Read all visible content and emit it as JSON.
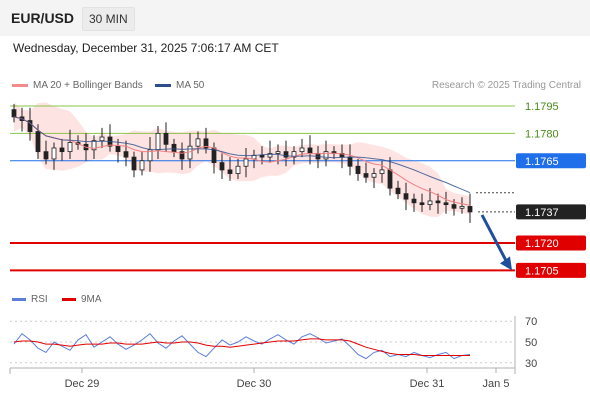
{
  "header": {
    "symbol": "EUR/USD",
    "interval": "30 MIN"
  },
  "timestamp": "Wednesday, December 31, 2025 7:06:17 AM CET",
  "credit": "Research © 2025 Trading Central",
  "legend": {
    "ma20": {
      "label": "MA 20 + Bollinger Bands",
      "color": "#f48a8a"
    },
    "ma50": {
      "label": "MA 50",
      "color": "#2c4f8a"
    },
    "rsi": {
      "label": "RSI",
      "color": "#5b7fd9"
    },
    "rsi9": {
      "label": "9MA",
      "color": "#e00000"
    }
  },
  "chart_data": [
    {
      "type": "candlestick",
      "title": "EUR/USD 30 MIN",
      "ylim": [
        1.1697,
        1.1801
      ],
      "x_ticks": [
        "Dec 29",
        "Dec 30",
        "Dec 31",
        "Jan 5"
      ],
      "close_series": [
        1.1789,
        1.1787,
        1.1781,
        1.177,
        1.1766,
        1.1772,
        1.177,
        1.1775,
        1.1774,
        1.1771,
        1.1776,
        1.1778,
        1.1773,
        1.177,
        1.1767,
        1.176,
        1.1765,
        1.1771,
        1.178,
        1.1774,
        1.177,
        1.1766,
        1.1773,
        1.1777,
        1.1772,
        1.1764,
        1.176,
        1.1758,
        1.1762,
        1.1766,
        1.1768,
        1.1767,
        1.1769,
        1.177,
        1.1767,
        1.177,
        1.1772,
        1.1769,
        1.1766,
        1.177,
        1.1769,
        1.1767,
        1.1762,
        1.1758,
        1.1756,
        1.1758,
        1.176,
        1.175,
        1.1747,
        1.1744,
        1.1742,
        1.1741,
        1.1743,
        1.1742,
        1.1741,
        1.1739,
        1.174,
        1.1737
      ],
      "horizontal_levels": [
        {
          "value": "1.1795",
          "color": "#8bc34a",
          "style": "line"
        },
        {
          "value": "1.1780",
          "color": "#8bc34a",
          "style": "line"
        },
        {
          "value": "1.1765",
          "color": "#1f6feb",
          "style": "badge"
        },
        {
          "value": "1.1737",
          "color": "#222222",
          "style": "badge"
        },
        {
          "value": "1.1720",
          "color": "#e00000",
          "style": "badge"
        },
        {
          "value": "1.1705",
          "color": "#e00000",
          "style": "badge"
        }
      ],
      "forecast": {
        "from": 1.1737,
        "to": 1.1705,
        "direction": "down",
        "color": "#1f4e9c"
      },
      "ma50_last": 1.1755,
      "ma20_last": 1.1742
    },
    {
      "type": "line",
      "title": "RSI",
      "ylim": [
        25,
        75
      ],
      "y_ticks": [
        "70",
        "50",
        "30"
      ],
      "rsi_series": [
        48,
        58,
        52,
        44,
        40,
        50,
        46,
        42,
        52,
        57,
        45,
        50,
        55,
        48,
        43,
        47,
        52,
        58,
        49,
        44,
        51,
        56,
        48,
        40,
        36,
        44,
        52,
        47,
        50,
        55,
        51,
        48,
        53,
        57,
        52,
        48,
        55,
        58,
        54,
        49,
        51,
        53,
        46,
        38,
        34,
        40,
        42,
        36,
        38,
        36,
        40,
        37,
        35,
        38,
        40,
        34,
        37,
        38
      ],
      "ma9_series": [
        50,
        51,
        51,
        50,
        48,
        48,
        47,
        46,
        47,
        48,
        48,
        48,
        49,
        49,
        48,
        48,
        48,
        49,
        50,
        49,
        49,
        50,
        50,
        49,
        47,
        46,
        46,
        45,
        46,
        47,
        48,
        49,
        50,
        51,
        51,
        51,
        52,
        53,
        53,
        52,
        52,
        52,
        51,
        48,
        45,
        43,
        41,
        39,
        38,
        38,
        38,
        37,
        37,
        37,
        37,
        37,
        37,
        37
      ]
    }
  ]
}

GIVEN INSTRUCTION: Search the listing for the string "label". Copy each line where it turns up.

TASK ANSWER:
      "label": "MA 20 + Bollinger Bands",
      "label": "MA 50",
      "label": "RSI",
      "label": "9MA",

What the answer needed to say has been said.